Prompt: The records below must be duplicated exactly, character for character.

Extracted information:
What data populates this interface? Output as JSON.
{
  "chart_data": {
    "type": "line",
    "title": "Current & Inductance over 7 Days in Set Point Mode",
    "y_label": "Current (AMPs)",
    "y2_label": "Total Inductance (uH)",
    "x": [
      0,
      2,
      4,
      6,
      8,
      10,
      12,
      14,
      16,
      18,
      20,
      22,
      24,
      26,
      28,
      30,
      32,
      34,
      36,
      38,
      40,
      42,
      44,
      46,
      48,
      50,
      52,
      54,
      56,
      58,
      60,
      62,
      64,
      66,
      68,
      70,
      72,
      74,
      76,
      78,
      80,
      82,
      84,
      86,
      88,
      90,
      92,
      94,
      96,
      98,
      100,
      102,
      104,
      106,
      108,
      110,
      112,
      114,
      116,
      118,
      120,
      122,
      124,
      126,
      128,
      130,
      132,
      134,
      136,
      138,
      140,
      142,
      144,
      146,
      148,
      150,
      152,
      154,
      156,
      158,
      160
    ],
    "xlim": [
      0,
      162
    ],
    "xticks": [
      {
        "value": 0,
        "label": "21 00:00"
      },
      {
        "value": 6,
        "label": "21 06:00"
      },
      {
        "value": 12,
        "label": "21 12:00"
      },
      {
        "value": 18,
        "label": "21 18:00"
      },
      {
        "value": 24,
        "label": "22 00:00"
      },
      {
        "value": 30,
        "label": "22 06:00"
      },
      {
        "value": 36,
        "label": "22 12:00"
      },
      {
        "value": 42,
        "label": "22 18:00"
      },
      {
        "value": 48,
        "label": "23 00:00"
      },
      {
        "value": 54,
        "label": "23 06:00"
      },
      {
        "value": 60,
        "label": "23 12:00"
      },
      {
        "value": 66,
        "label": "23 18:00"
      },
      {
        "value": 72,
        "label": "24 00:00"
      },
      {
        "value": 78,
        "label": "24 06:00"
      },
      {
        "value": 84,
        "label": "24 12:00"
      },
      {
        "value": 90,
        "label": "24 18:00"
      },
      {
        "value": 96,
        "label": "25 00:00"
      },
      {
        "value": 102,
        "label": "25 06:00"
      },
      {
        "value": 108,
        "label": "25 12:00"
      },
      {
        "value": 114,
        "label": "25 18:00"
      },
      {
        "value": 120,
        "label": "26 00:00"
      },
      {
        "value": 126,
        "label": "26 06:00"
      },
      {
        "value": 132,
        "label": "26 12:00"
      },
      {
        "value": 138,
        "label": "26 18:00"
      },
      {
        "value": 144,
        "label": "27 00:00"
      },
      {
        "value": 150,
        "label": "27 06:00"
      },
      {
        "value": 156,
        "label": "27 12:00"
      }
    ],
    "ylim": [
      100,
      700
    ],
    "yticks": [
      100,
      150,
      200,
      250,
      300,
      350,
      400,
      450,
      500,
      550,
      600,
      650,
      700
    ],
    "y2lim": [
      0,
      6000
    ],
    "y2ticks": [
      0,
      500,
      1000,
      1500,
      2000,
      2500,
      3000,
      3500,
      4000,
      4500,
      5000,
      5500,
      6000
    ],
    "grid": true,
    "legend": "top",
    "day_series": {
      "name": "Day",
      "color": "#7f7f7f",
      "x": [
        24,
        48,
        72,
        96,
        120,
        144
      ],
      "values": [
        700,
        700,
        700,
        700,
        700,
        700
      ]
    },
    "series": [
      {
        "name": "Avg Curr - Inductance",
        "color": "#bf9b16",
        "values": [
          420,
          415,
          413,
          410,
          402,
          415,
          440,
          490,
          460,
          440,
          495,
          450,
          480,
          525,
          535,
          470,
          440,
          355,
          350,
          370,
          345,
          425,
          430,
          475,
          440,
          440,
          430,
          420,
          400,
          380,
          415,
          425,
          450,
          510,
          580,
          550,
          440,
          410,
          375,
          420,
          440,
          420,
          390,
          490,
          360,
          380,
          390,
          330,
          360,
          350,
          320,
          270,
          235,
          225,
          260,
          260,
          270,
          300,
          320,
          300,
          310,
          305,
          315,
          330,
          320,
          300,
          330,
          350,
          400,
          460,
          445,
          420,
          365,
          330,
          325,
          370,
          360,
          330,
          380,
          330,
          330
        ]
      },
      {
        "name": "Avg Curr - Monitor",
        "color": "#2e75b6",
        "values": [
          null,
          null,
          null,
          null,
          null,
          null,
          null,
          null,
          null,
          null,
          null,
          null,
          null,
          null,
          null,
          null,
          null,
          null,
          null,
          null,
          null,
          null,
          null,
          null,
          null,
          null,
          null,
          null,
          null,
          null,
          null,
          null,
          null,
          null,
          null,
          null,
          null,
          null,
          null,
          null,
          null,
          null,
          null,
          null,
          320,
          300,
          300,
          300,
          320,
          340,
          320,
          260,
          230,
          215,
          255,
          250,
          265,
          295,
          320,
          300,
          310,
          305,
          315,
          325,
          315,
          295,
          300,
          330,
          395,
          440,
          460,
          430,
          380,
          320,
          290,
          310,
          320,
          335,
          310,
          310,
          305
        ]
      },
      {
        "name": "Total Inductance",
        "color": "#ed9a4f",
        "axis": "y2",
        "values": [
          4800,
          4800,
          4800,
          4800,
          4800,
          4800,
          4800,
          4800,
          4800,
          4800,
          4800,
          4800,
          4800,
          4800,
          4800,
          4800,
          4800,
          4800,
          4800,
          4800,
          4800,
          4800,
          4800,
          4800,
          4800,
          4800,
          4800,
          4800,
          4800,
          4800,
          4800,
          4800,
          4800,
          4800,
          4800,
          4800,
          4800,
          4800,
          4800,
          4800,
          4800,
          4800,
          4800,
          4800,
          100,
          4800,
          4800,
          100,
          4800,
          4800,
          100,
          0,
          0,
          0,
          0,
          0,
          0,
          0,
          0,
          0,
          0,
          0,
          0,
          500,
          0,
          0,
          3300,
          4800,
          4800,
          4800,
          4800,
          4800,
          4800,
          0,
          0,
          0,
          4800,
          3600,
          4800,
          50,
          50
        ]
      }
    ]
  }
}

Right answer:
What data populates this interface? Output as JSON.
{
  "chart_data": {
    "type": "line",
    "title": "Current & Inductance over 7 Days in Set Point Mode",
    "y_label": "Current (AMPs)",
    "y2_label": "Total Inductance (uH)",
    "x": [
      0,
      2,
      4,
      6,
      8,
      10,
      12,
      14,
      16,
      18,
      20,
      22,
      24,
      26,
      28,
      30,
      32,
      34,
      36,
      38,
      40,
      42,
      44,
      46,
      48,
      50,
      52,
      54,
      56,
      58,
      60,
      62,
      64,
      66,
      68,
      70,
      72,
      74,
      76,
      78,
      80,
      82,
      84,
      86,
      88,
      90,
      92,
      94,
      96,
      98,
      100,
      102,
      104,
      106,
      108,
      110,
      112,
      114,
      116,
      118,
      120,
      122,
      124,
      126,
      128,
      130,
      132,
      134,
      136,
      138,
      140,
      142,
      144,
      146,
      148,
      150,
      152,
      154,
      156,
      158,
      160
    ],
    "xlim": [
      0,
      162
    ],
    "xticks": [
      {
        "value": 0,
        "label": "21 00:00"
      },
      {
        "value": 6,
        "label": "21 06:00"
      },
      {
        "value": 12,
        "label": "21 12:00"
      },
      {
        "value": 18,
        "label": "21 18:00"
      },
      {
        "value": 24,
        "label": "22 00:00"
      },
      {
        "value": 30,
        "label": "22 06:00"
      },
      {
        "value": 36,
        "label": "22 12:00"
      },
      {
        "value": 42,
        "label": "22 18:00"
      },
      {
        "value": 48,
        "label": "23 00:00"
      },
      {
        "value": 54,
        "label": "23 06:00"
      },
      {
        "value": 60,
        "label": "23 12:00"
      },
      {
        "value": 66,
        "label": "23 18:00"
      },
      {
        "value": 72,
        "label": "24 00:00"
      },
      {
        "value": 78,
        "label": "24 06:00"
      },
      {
        "value": 84,
        "label": "24 12:00"
      },
      {
        "value": 90,
        "label": "24 18:00"
      },
      {
        "value": 96,
        "label": "25 00:00"
      },
      {
        "value": 102,
        "label": "25 06:00"
      },
      {
        "value": 108,
        "label": "25 12:00"
      },
      {
        "value": 114,
        "label": "25 18:00"
      },
      {
        "value": 120,
        "label": "26 00:00"
      },
      {
        "value": 126,
        "label": "26 06:00"
      },
      {
        "value": 132,
        "label": "26 12:00"
      },
      {
        "value": 138,
        "label": "26 18:00"
      },
      {
        "value": 144,
        "label": "27 00:00"
      },
      {
        "value": 150,
        "label": "27 06:00"
      },
      {
        "value": 156,
        "label": "27 12:00"
      }
    ],
    "ylim": [
      100,
      700
    ],
    "yticks": [
      100,
      150,
      200,
      250,
      300,
      350,
      400,
      450,
      500,
      550,
      600,
      650,
      700
    ],
    "y2lim": [
      0,
      6000
    ],
    "y2ticks": [
      0,
      500,
      1000,
      1500,
      2000,
      2500,
      3000,
      3500,
      4000,
      4500,
      5000,
      5500,
      6000
    ],
    "grid": true,
    "legend": "top",
    "day_series": {
      "name": "Day",
      "color": "#7f7f7f",
      "x": [
        24,
        48,
        72,
        96,
        120,
        144
      ],
      "values": [
        700,
        700,
        700,
        700,
        700,
        700
      ]
    },
    "series": [
      {
        "name": "Avg Curr - Inductance",
        "color": "#bf9b16",
        "values": [
          420,
          415,
          413,
          410,
          402,
          415,
          440,
          490,
          460,
          440,
          495,
          450,
          480,
          525,
          535,
          470,
          440,
          355,
          350,
          370,
          345,
          425,
          430,
          475,
          440,
          440,
          430,
          420,
          400,
          380,
          415,
          425,
          450,
          510,
          580,
          550,
          440,
          410,
          375,
          420,
          440,
          420,
          390,
          490,
          360,
          380,
          390,
          330,
          360,
          350,
          320,
          270,
          235,
          225,
          260,
          260,
          270,
          300,
          320,
          300,
          310,
          305,
          315,
          330,
          320,
          300,
          330,
          350,
          400,
          460,
          445,
          420,
          365,
          330,
          325,
          370,
          360,
          330,
          380,
          330,
          330
        ]
      },
      {
        "name": "Avg Curr - Monitor",
        "color": "#2e75b6",
        "values": [
          null,
          null,
          null,
          null,
          null,
          null,
          null,
          null,
          null,
          null,
          null,
          null,
          null,
          null,
          null,
          null,
          null,
          null,
          null,
          null,
          null,
          null,
          null,
          null,
          null,
          null,
          null,
          null,
          null,
          null,
          null,
          null,
          null,
          null,
          null,
          null,
          null,
          null,
          null,
          null,
          null,
          null,
          null,
          null,
          320,
          300,
          300,
          300,
          320,
          340,
          320,
          260,
          230,
          215,
          255,
          250,
          265,
          295,
          320,
          300,
          310,
          305,
          315,
          325,
          315,
          295,
          300,
          330,
          395,
          440,
          460,
          430,
          380,
          320,
          290,
          310,
          320,
          335,
          310,
          310,
          305
        ]
      },
      {
        "name": "Total Inductance",
        "color": "#ed9a4f",
        "axis": "y2",
        "values": [
          4800,
          4800,
          4800,
          4800,
          4800,
          4800,
          4800,
          4800,
          4800,
          4800,
          4800,
          4800,
          4800,
          4800,
          4800,
          4800,
          4800,
          4800,
          4800,
          4800,
          4800,
          4800,
          4800,
          4800,
          4800,
          4800,
          4800,
          4800,
          4800,
          4800,
          4800,
          4800,
          4800,
          4800,
          4800,
          4800,
          4800,
          4800,
          4800,
          4800,
          4800,
          4800,
          4800,
          4800,
          100,
          4800,
          4800,
          100,
          4800,
          4800,
          100,
          0,
          0,
          0,
          0,
          0,
          0,
          0,
          0,
          0,
          0,
          0,
          0,
          500,
          0,
          0,
          3300,
          4800,
          4800,
          4800,
          4800,
          4800,
          4800,
          0,
          0,
          0,
          4800,
          3600,
          4800,
          50,
          50
        ]
      }
    ]
  }
}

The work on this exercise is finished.